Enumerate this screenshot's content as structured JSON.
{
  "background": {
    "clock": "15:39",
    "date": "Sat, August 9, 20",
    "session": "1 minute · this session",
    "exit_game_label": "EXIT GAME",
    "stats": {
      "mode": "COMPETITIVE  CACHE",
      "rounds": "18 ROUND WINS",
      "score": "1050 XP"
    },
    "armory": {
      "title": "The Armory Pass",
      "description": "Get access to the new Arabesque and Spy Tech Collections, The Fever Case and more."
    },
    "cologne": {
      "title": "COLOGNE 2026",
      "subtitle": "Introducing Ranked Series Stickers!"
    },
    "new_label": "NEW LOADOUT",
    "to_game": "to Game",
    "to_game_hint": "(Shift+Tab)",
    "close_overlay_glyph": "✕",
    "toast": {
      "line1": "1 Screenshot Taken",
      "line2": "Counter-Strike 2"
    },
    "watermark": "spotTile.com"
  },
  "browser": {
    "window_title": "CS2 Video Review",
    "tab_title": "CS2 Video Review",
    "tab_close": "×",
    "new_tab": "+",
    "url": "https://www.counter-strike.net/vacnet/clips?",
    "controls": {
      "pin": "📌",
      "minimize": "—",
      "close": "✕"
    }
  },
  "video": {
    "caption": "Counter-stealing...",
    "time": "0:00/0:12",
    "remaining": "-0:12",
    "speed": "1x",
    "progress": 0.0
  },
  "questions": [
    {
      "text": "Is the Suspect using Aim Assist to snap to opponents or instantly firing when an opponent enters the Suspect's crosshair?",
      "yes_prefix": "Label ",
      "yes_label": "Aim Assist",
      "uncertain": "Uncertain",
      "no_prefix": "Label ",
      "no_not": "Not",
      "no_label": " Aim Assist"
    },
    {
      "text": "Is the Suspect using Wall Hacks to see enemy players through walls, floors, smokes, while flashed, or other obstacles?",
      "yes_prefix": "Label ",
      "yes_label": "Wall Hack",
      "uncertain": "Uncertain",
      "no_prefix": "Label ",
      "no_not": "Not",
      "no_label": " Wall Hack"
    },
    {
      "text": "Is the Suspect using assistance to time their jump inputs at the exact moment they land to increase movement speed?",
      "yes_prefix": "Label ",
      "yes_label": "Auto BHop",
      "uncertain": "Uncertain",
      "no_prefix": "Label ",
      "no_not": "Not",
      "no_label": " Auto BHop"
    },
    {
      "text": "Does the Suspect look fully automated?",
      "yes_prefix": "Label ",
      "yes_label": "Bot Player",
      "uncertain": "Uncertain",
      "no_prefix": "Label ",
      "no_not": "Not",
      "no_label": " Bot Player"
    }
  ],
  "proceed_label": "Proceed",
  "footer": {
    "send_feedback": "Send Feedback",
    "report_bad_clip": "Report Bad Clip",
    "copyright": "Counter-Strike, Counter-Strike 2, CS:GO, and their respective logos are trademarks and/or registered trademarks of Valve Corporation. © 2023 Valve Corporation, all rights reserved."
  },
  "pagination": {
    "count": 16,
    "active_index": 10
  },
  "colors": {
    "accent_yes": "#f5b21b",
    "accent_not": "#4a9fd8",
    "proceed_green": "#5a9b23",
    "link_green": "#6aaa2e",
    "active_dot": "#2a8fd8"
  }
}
* * *
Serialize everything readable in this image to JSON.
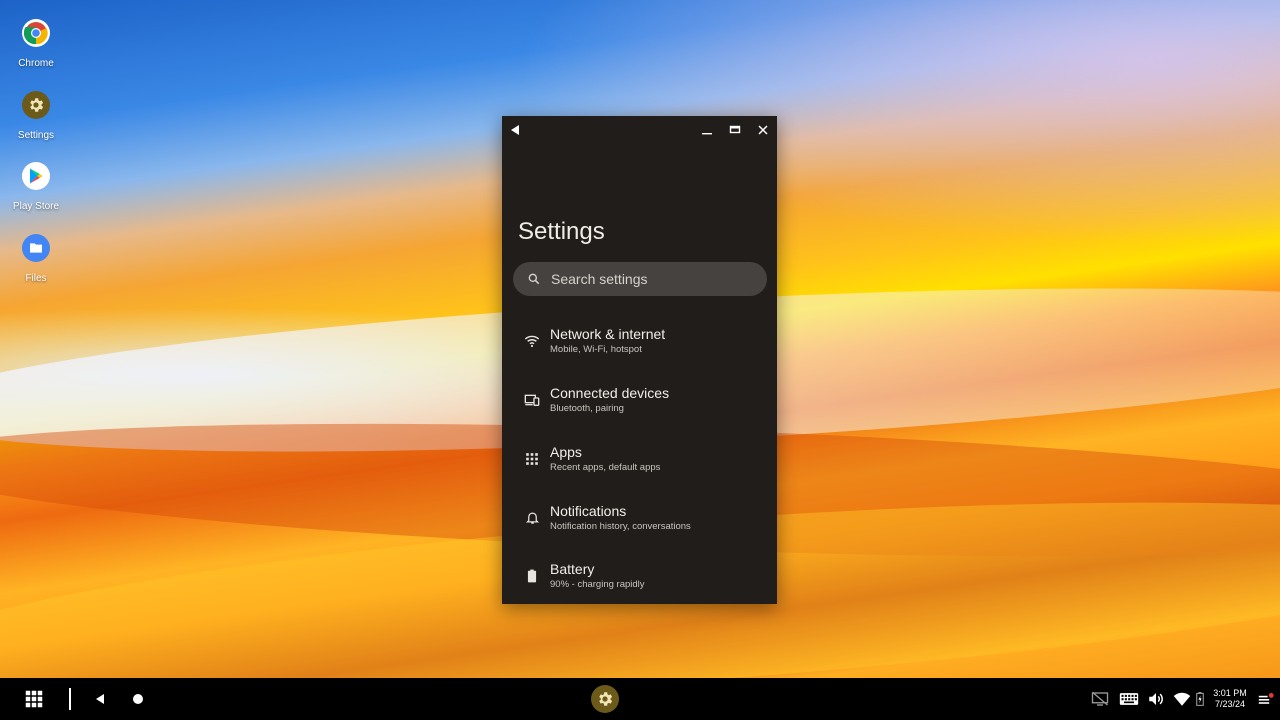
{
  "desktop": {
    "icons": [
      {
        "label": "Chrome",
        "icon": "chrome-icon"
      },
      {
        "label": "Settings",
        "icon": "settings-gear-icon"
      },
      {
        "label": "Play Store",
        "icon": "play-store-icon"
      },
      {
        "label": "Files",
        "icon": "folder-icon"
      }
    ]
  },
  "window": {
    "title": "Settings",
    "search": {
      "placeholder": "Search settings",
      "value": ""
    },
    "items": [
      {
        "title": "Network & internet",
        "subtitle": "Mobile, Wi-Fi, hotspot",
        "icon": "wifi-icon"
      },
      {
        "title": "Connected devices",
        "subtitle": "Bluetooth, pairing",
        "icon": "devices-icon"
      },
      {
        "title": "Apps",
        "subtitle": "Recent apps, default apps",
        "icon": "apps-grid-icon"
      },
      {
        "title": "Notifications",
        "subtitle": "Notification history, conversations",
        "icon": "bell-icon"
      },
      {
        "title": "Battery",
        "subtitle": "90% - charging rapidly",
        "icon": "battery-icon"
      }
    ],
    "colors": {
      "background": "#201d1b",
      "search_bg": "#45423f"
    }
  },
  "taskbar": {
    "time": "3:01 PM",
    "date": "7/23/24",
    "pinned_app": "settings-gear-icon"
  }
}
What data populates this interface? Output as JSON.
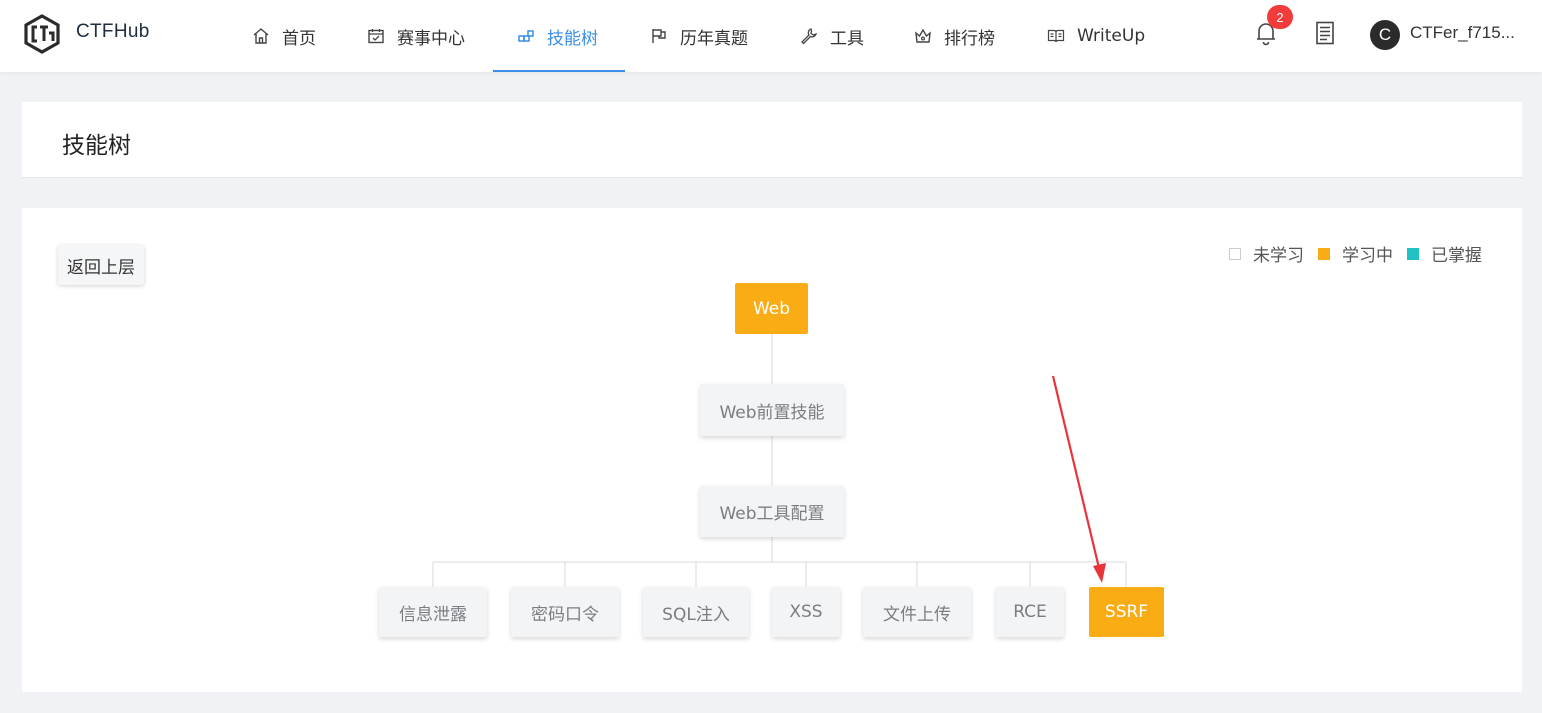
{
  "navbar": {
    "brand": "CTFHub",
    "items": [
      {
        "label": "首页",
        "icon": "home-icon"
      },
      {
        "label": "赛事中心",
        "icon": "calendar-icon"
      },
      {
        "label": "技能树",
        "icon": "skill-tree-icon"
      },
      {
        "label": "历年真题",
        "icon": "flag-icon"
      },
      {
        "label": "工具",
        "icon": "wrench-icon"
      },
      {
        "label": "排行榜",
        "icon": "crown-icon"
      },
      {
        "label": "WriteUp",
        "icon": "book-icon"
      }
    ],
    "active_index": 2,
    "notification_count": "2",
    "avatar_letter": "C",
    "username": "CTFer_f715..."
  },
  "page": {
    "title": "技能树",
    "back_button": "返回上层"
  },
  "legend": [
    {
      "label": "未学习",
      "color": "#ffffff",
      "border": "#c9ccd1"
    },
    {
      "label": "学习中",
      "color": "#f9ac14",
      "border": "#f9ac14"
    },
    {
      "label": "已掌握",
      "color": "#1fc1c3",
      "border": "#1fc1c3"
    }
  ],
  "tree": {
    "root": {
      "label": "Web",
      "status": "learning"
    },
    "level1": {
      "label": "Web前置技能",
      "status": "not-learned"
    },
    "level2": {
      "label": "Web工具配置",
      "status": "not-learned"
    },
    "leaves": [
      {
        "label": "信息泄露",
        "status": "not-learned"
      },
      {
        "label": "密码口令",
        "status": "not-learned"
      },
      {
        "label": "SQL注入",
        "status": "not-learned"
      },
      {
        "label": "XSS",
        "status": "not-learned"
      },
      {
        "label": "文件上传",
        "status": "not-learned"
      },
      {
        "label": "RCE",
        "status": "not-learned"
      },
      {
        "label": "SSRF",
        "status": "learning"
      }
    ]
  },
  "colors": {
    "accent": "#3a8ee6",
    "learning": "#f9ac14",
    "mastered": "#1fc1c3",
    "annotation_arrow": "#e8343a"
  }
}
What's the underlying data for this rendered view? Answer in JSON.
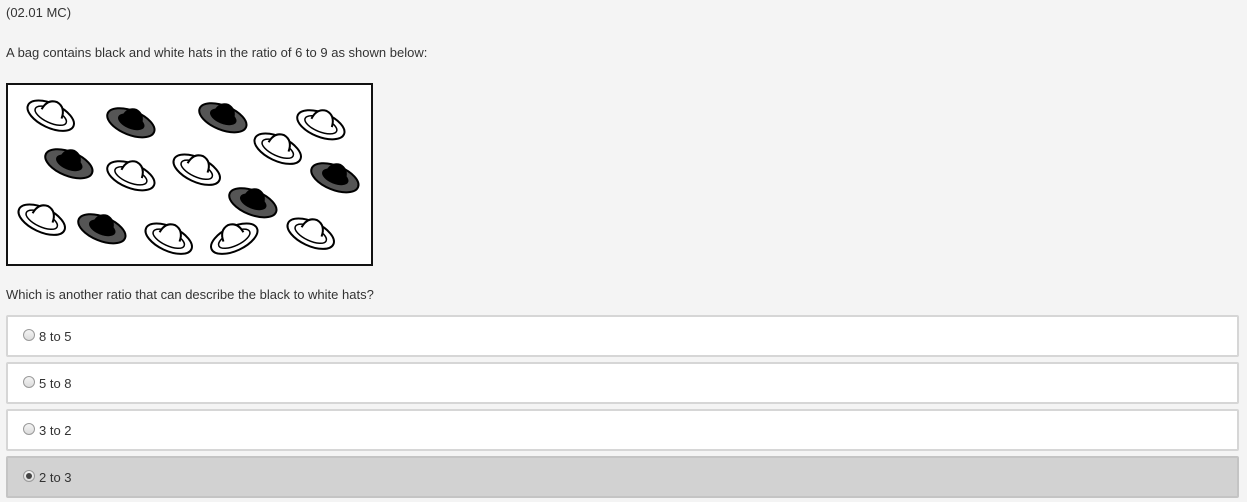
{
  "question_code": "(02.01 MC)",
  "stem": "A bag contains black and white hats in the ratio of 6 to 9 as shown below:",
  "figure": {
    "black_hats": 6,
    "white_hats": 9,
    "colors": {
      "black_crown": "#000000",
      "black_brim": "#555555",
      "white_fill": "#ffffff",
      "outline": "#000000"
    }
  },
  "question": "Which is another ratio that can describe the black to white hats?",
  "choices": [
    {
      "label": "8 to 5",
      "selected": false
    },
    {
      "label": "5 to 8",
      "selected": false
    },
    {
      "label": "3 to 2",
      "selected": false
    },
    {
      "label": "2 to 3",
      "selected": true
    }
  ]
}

#### Task to carry out
Pull out each line of the listing that holds the string "Suspect".

#### Task response
      "text": "Is the Suspect using Aim Assist to snap to opponents or instantly firing when an opponent enters the Suspect's crosshair?",
      "text": "Is the Suspect using Wall Hacks to see enemy players through walls, floors, smokes, while flashed, or other obstacles?",
      "text": "Is the Suspect using assistance to time their jump inputs at the exact moment they land to increase movement speed?",
      "text": "Does the Suspect look fully automated?",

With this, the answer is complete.